* Exercise goal *
Copy out every line of the data below word for word, without the pictures.

+-------+

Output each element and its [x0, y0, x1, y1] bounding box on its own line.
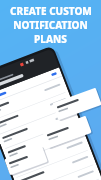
button[interactable]: Notification plans app screenshot: [0, 0, 101, 180]
staticText: CREATE CUSTOM: [10, 4, 92, 18]
button[interactable]: CREATE CUSTOM: [3, 4, 98, 46]
staticText: NOTIFICATION: [13, 18, 88, 32]
staticText: PLANS: [34, 32, 67, 46]
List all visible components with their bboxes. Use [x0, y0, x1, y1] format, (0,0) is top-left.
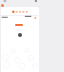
button[interactable]: Continue: [15, 24, 23, 26]
button[interactable]: Logo: [1, 4, 4, 7]
button[interactable]: Profile: [18, 33, 22, 37]
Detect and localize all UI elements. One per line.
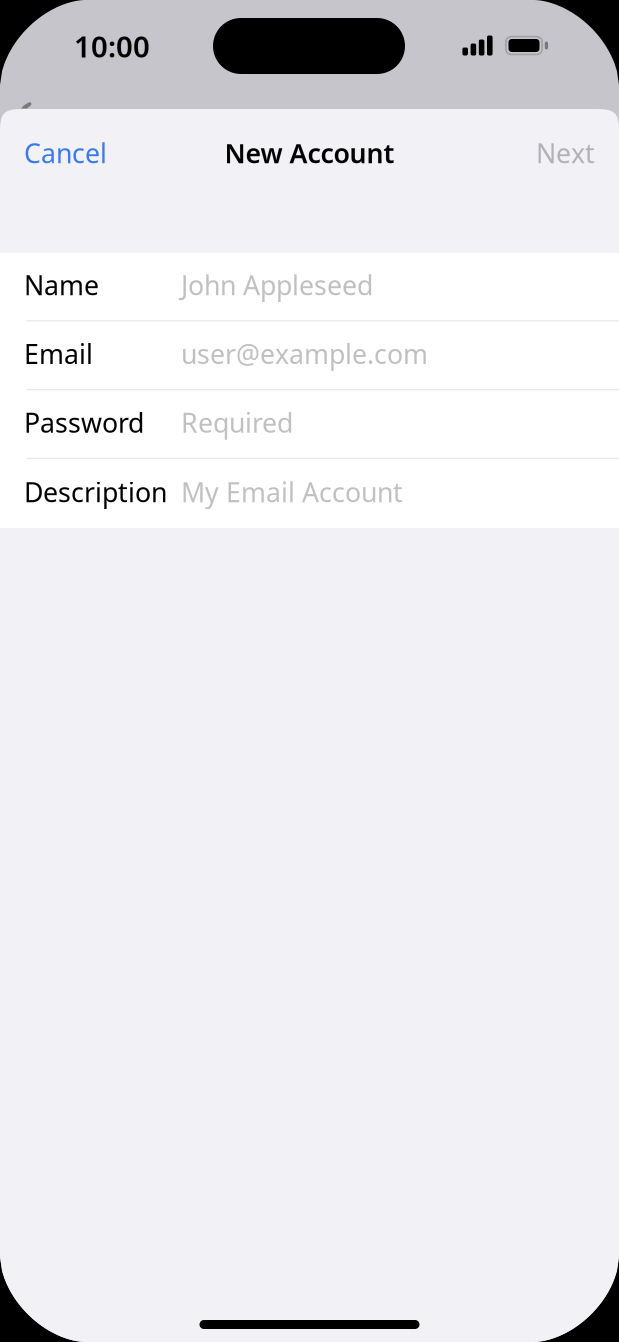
- staticText: Cancel: [24, 135, 107, 171]
- staticText: Email: [24, 336, 93, 371]
- staticText: Name: [24, 267, 99, 303]
- staticText: My Email Account: [181, 474, 403, 510]
- button[interactable]: Cancel: [0, 118, 129, 188]
- staticText: Required: [181, 405, 293, 440]
- staticText: Description: [24, 474, 167, 510]
- staticText: user@example.com: [181, 336, 428, 371]
- staticText: 10:00: [74, 26, 150, 66]
- staticText: Password: [24, 405, 144, 440]
- staticText: John Appleseed: [181, 267, 373, 303]
- button[interactable]: Next: [514, 118, 619, 188]
- staticText: New Account: [224, 135, 394, 171]
- staticText: Next: [536, 135, 595, 171]
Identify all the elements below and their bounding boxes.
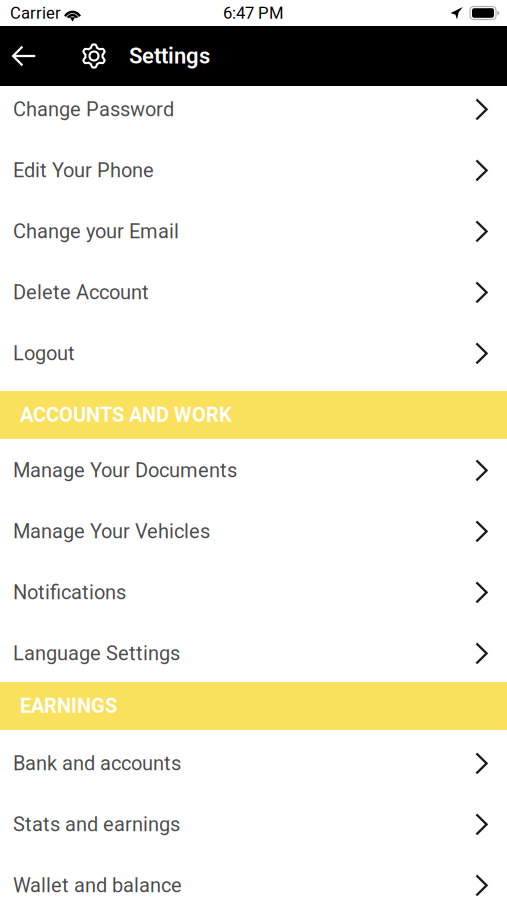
staticText: Language Settings bbox=[13, 642, 180, 665]
button[interactable]: Change your Email bbox=[0, 208, 507, 269]
staticText: Stats and earnings bbox=[13, 813, 180, 836]
button[interactable]: Logout bbox=[0, 330, 507, 391]
staticText: Manage Your Vehicles bbox=[13, 520, 210, 543]
staticText: Manage Your Documents bbox=[13, 459, 237, 482]
button[interactable]: Stats and earnings bbox=[0, 801, 507, 862]
staticText: Change Password bbox=[13, 98, 174, 121]
staticText: Edit Your Phone bbox=[13, 159, 154, 182]
staticText: Logout bbox=[13, 342, 75, 365]
button[interactable]: Wallet and balance bbox=[0, 862, 507, 900]
staticText: EARNINGS bbox=[20, 694, 117, 718]
button[interactable]: Change Password bbox=[0, 86, 507, 147]
staticText: 6:47 PM bbox=[223, 3, 284, 23]
button[interactable]: Back bbox=[0, 26, 48, 86]
button[interactable]: Manage Your Documents bbox=[0, 447, 507, 508]
button[interactable]: Language Settings bbox=[0, 630, 507, 682]
button[interactable]: Notifications bbox=[0, 569, 507, 630]
staticText: ACCOUNTS AND WORK bbox=[20, 403, 232, 427]
staticText: Notifications bbox=[13, 581, 126, 604]
button[interactable]: Manage Your Vehicles bbox=[0, 508, 507, 569]
staticText: Carrier bbox=[10, 3, 61, 23]
button[interactable]: Bank and accounts bbox=[0, 740, 507, 801]
staticText: Wallet and balance bbox=[13, 874, 182, 897]
staticText: Delete Account bbox=[13, 281, 149, 304]
button[interactable]: Delete Account bbox=[0, 269, 507, 330]
button[interactable]: Edit Your Phone bbox=[0, 147, 507, 208]
staticText: Settings bbox=[129, 43, 210, 69]
staticText: Bank and accounts bbox=[13, 752, 181, 775]
button[interactable]: Settings options bbox=[81, 26, 107, 86]
staticText: Change your Email bbox=[13, 220, 179, 243]
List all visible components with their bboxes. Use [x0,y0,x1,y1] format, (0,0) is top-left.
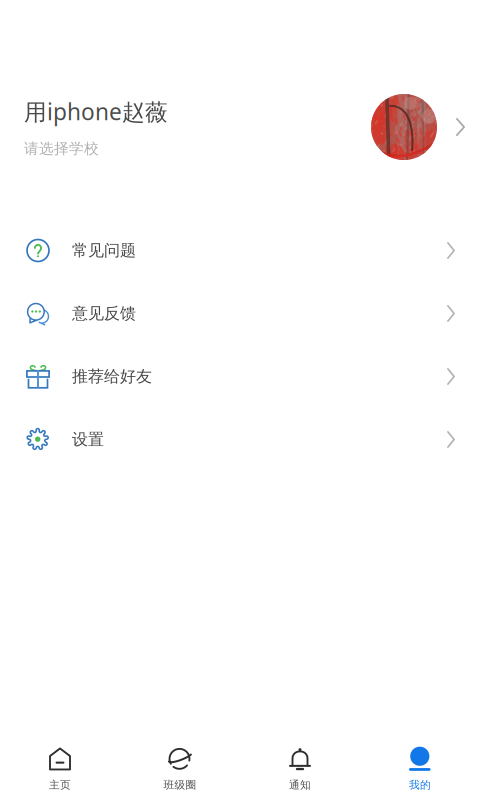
button[interactable]: 用iphone赵薇 [0,0,480,170]
staticText: 请选择学校 [24,140,99,158]
staticText: 班级圈 [164,778,196,792]
staticText: 用iphone赵薇 [24,96,168,126]
staticText: 通知 [289,778,311,792]
staticText: 推荐给好友 [72,367,152,386]
staticText: 我的 [409,778,431,792]
staticText: 意见反馈 [72,304,136,323]
staticText: 设置 [72,430,104,449]
staticText: 常见问题 [72,241,136,260]
button[interactable]: 我的 [360,737,480,799]
button[interactable]: 设置 [0,408,480,471]
button[interactable]: 推荐给好友 [0,345,480,408]
button[interactable]: 主页 [0,737,120,799]
button[interactable]: 常见问题 [0,219,480,282]
staticText: 主页 [49,778,71,792]
button[interactable]: 通知 [240,737,360,799]
button[interactable]: 班级圈 [120,737,240,799]
button[interactable]: 意见反馈 [0,282,480,345]
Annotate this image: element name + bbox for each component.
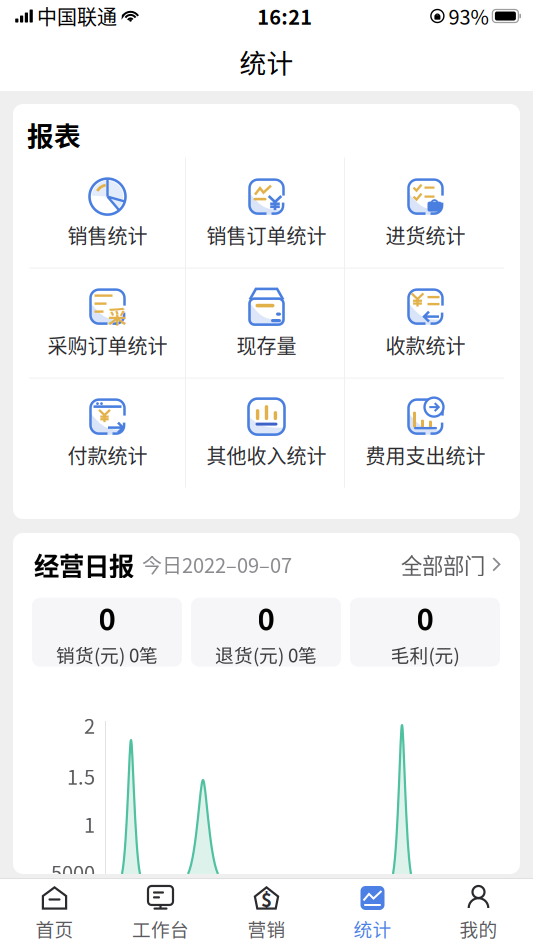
staticText: 毛利(元) [390, 641, 460, 668]
staticText: 5000 [51, 858, 95, 886]
staticText: 销售订单统计 [206, 221, 326, 250]
staticText: 工作台 [132, 915, 189, 942]
button[interactable]: 进货统计 [346, 158, 505, 268]
button[interactable]: 我的 [426, 878, 532, 949]
button[interactable]: 销售统计 [28, 158, 187, 268]
button[interactable]: 工作台 [108, 878, 214, 949]
staticText: 中国联通 [37, 2, 117, 30]
staticText: $ [261, 886, 272, 912]
button[interactable]: $ [214, 878, 320, 949]
staticText: 首页 [36, 915, 74, 942]
staticText: 16:21 [257, 2, 312, 30]
button[interactable]: 采 [28, 268, 187, 378]
button[interactable]: 其他收入统计 [187, 378, 346, 488]
staticText: 全部部门 [401, 549, 485, 580]
staticText: 销售统计 [68, 221, 148, 250]
button[interactable]: 全部部门 [401, 549, 501, 580]
staticText: 1.5 [67, 762, 95, 790]
staticText: 统计 [354, 915, 392, 942]
button[interactable]: 统计 [320, 878, 426, 949]
button[interactable]: 首页 [2, 878, 108, 949]
staticText: 其他收入统计 [206, 441, 326, 470]
staticText: 我的 [460, 915, 498, 942]
staticText: 0 [416, 596, 434, 639]
staticText: 销货(元) 0笔 [56, 641, 158, 668]
staticText: 0 [98, 596, 116, 639]
staticText: 报表 [27, 115, 81, 154]
staticText: 付款统计 [68, 441, 148, 470]
staticText: 费用支出统计 [366, 441, 486, 470]
staticText: 退货(元) 0笔 [215, 641, 317, 668]
staticText: 1 [84, 810, 95, 838]
button[interactable]: 现存量 [187, 268, 346, 378]
button[interactable]: 费用支出统计 [346, 378, 505, 488]
staticText: 93% [448, 2, 488, 30]
staticText: 营销 [248, 915, 286, 942]
staticText: 0 [258, 596, 274, 639]
staticText: 进货统计 [386, 221, 466, 250]
button[interactable]: 付款统计 [28, 378, 187, 488]
staticText: 统计 [240, 42, 294, 81]
staticText: 现存量 [236, 331, 296, 360]
staticText: 收款统计 [386, 331, 466, 360]
button[interactable]: 收款统计 [346, 268, 505, 378]
staticText: 采购订单统计 [48, 331, 168, 360]
staticText: 采 [108, 302, 127, 329]
button[interactable]: 销售订单统计 [187, 158, 346, 268]
staticText: 2 [84, 710, 95, 740]
staticText: 经营日报 [34, 546, 134, 583]
staticText: 今日2022–09–07 [142, 550, 292, 579]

+-------+

* Response to the exercise *
Output each element and its [x0, y0, x1, y1] bounding box on its own line.
button[interactable]: Notification plans app screenshot: [0, 0, 101, 180]
staticText: CREATE CUSTOM: [10, 4, 92, 18]
button[interactable]: CREATE CUSTOM: [3, 4, 98, 46]
staticText: NOTIFICATION: [13, 18, 88, 32]
staticText: PLANS: [34, 32, 67, 46]
List all visible components with their bboxes. Use [x0, y0, x1, y1] format, (0,0) is top-left.
button[interactable]: Continue: [15, 24, 23, 26]
button[interactable]: Logo: [1, 4, 4, 7]
button[interactable]: Profile: [18, 33, 22, 37]
Detect and localize all UI elements. One per line.
- staticText: Cancel: [24, 135, 107, 171]
- staticText: Email: [24, 336, 93, 371]
- staticText: Name: [24, 267, 99, 303]
- staticText: My Email Account: [181, 474, 403, 510]
- button[interactable]: Cancel: [0, 118, 129, 188]
- staticText: Required: [181, 405, 293, 440]
- staticText: Description: [24, 474, 167, 510]
- staticText: user@example.com: [181, 336, 428, 371]
- staticText: 10:00: [74, 26, 150, 66]
- staticText: Password: [24, 405, 144, 440]
- staticText: John Appleseed: [181, 267, 373, 303]
- button[interactable]: Next: [514, 118, 619, 188]
- staticText: New Account: [224, 135, 394, 171]
- staticText: Next: [536, 135, 595, 171]
Identify all the elements below and their bounding boxes.
staticText: Language Settings bbox=[13, 642, 180, 665]
button[interactable]: Change your Email bbox=[0, 208, 507, 269]
staticText: Stats and earnings bbox=[13, 813, 180, 836]
button[interactable]: Logout bbox=[0, 330, 507, 391]
staticText: Manage Your Vehicles bbox=[13, 520, 210, 543]
staticText: Manage Your Documents bbox=[13, 459, 237, 482]
button[interactable]: Stats and earnings bbox=[0, 801, 507, 862]
staticText: Change Password bbox=[13, 98, 174, 121]
staticText: Edit Your Phone bbox=[13, 159, 154, 182]
staticText: Logout bbox=[13, 342, 75, 365]
button[interactable]: Wallet and balance bbox=[0, 862, 507, 900]
staticText: EARNINGS bbox=[20, 694, 117, 718]
button[interactable]: Change Password bbox=[0, 86, 507, 147]
staticText: 6:47 PM bbox=[223, 3, 284, 23]
button[interactable]: Back bbox=[0, 26, 48, 86]
button[interactable]: Manage Your Documents bbox=[0, 447, 507, 508]
button[interactable]: Language Settings bbox=[0, 630, 507, 682]
button[interactable]: Notifications bbox=[0, 569, 507, 630]
staticText: ACCOUNTS AND WORK bbox=[20, 403, 232, 427]
staticText: Notifications bbox=[13, 581, 126, 604]
button[interactable]: Manage Your Vehicles bbox=[0, 508, 507, 569]
staticText: Carrier bbox=[10, 3, 61, 23]
button[interactable]: Bank and accounts bbox=[0, 740, 507, 801]
staticText: Wallet and balance bbox=[13, 874, 182, 897]
staticText: Delete Account bbox=[13, 281, 149, 304]
button[interactable]: Delete Account bbox=[0, 269, 507, 330]
button[interactable]: Edit Your Phone bbox=[0, 147, 507, 208]
staticText: Settings bbox=[129, 43, 210, 69]
staticText: Bank and accounts bbox=[13, 752, 181, 775]
button[interactable]: Settings options bbox=[81, 26, 107, 86]
staticText: Change your Email bbox=[13, 220, 179, 243]
List all visible components with their bboxes. Use [x0,y0,x1,y1] format, (0,0) is top-left.
button[interactable]: 用iphone赵薇 [0,0,480,170]
staticText: 请选择学校 [24,140,99,158]
staticText: 班级圈 [164,778,196,792]
staticText: 用iphone赵薇 [24,96,168,126]
staticText: 通知 [289,778,311,792]
staticText: 推荐给好友 [72,367,152,386]
staticText: 我的 [409,778,431,792]
staticText: 意见反馈 [72,304,136,323]
staticText: 设置 [72,430,104,449]
staticText: 常见问题 [72,241,136,260]
button[interactable]: 我的 [360,737,480,799]
button[interactable]: 设置 [0,408,480,471]
button[interactable]: 推荐给好友 [0,345,480,408]
button[interactable]: 主页 [0,737,120,799]
button[interactable]: 常见问题 [0,219,480,282]
staticText: 主页 [49,778,71,792]
button[interactable]: 通知 [240,737,360,799]
button[interactable]: 班级圈 [120,737,240,799]
button[interactable]: 意见反馈 [0,282,480,345]
Annotate this image: element name + bbox for each component.
staticText: 毛利(元) [390, 641, 460, 668]
staticText: 5000 [51, 858, 95, 886]
staticText: 销售订单统计 [206, 221, 326, 250]
staticText: 工作台 [132, 915, 189, 942]
button[interactable]: 进货统计 [346, 158, 505, 268]
button[interactable]: 我的 [426, 878, 532, 949]
button[interactable]: 销售统计 [28, 158, 187, 268]
button[interactable]: 工作台 [108, 878, 214, 949]
staticText: 中国联通 [37, 2, 117, 30]
staticText: $ [261, 886, 272, 912]
button[interactable]: $ [214, 878, 320, 949]
staticText: 首页 [36, 915, 74, 942]
staticText: 16:21 [257, 2, 312, 30]
button[interactable]: 采 [28, 268, 187, 378]
button[interactable]: 其他收入统计 [187, 378, 346, 488]
staticText: 全部部门 [401, 549, 485, 580]
staticText: 销售统计 [68, 221, 148, 250]
button[interactable]: 全部部门 [401, 549, 501, 580]
staticText: 1.5 [67, 762, 95, 790]
staticText: 统计 [354, 915, 392, 942]
button[interactable]: 统计 [320, 878, 426, 949]
button[interactable]: 首页 [2, 878, 108, 949]
staticText: 其他收入统计 [206, 441, 326, 470]
staticText: 我的 [460, 915, 498, 942]
staticText: 0 [416, 596, 434, 639]
staticText: 销货(元) 0笔 [56, 641, 158, 668]
staticText: 0 [98, 596, 116, 639]
staticText: 报表 [27, 115, 81, 154]
staticText: 付款统计 [68, 441, 148, 470]
staticText: 费用支出统计 [366, 441, 486, 470]
staticText: 退货(元) 0笔 [215, 641, 317, 668]
staticText: 1 [84, 810, 95, 838]
button[interactable]: 现存量 [187, 268, 346, 378]
button[interactable]: 费用支出统计 [346, 378, 505, 488]
staticText: 93% [448, 2, 488, 30]
staticText: 营销 [248, 915, 286, 942]
staticText: 0 [258, 596, 274, 639]
staticText: 进货统计 [386, 221, 466, 250]
button[interactable]: 付款统计 [28, 378, 187, 488]
staticText: 统计 [240, 42, 294, 81]
staticText: 现存量 [236, 331, 296, 360]
staticText: 收款统计 [386, 331, 466, 360]
button[interactable]: 收款统计 [346, 268, 505, 378]
staticText: 采购订单统计 [48, 331, 168, 360]
staticText: 采 [108, 302, 127, 329]
button[interactable]: 销售订单统计 [187, 158, 346, 268]
staticText: 2 [84, 710, 95, 740]
staticText: 经营日报 [34, 546, 134, 583]
staticText: 今日2022–09–07 [142, 550, 292, 579]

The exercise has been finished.